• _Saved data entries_
========================

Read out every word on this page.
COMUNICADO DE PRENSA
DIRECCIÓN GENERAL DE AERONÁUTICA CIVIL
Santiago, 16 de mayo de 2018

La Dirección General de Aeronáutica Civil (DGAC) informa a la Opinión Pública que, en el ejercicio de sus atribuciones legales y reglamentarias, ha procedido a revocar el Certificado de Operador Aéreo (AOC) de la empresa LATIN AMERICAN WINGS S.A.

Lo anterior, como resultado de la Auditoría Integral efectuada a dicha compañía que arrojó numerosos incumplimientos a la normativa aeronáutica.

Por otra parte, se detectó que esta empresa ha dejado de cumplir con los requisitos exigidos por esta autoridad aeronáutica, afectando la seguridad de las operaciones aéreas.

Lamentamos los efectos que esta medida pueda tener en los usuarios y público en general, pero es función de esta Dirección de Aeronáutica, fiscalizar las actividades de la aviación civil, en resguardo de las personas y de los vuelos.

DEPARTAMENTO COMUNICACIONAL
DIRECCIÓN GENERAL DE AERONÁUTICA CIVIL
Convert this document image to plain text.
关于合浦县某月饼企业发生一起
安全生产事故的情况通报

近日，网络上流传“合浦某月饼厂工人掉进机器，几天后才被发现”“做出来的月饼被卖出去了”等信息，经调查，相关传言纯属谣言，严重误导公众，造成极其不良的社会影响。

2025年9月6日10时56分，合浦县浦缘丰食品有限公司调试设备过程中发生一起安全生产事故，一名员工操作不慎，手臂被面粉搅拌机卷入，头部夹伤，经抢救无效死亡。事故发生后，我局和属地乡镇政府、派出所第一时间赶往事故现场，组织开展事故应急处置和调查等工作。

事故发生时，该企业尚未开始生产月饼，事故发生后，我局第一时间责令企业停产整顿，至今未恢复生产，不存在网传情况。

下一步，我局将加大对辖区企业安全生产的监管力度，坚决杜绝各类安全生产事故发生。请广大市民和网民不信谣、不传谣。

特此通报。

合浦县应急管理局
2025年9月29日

========================

• _EXERCISE_
Output the listing above without altering a single character.

• _RESPONSE TO THE TASK_
Read out every word on this page.
COMUNICADO DE PRENSA
DIRECCIÓN GENERAL DE AERONÁUTICA CIVIL
Santiago, 16 de mayo de 2018

La Dirección General de Aeronáutica Civil (DGAC) informa a la Opinión Pública que, en el ejercicio de sus atribuciones legales y reglamentarias, ha procedido a revocar el Certificado de Operador Aéreo (AOC) de la empresa LATIN AMERICAN WINGS S.A.

Lo anterior, como resultado de la Auditoría Integral efectuada a dicha compañía que arrojó numerosos incumplimientos a la normativa aeronáutica.

Por otra parte, se detectó que esta empresa ha dejado de cumplir con los requisitos exigidos por esta autoridad aeronáutica, afectando la seguridad de las operaciones aéreas.

Lamentamos los efectos que esta medida pueda tener en los usuarios y público en general, pero es función de esta Dirección de Aeronáutica, fiscalizar las actividades de la aviación civil, en resguardo de las personas y de los vuelos.

DEPARTAMENTO COMUNICACIONAL
DIRECCIÓN GENERAL DE AERONÁUTICA CIVIL
Convert this document image to plain text.
关于合浦县某月饼企业发生一起
安全生产事故的情况通报

近日，网络上流传“合浦某月饼厂工人掉进机器，几天后才被发现”“做出来的月饼被卖出去了”等信息，经调查，相关传言纯属谣言，严重误导公众，造成极其不良的社会影响。

2025年9月6日10时56分，合浦县浦缘丰食品有限公司调试设备过程中发生一起安全生产事故，一名员工操作不慎，手臂被面粉搅拌机卷入，头部夹伤，经抢救无效死亡。事故发生后，我局和属地乡镇政府、派出所第一时间赶往事故现场，组织开展事故应急处置和调查等工作。

事故发生时，该企业尚未开始生产月饼，事故发生后，我局第一时间责令企业停产整顿，至今未恢复生产，不存在网传情况。

下一步，我局将加大对辖区企业安全生产的监管力度，坚决杜绝各类安全生产事故发生。请广大市民和网民不信谣、不传谣。

特此通报。

合浦县应急管理局
2025年9月29日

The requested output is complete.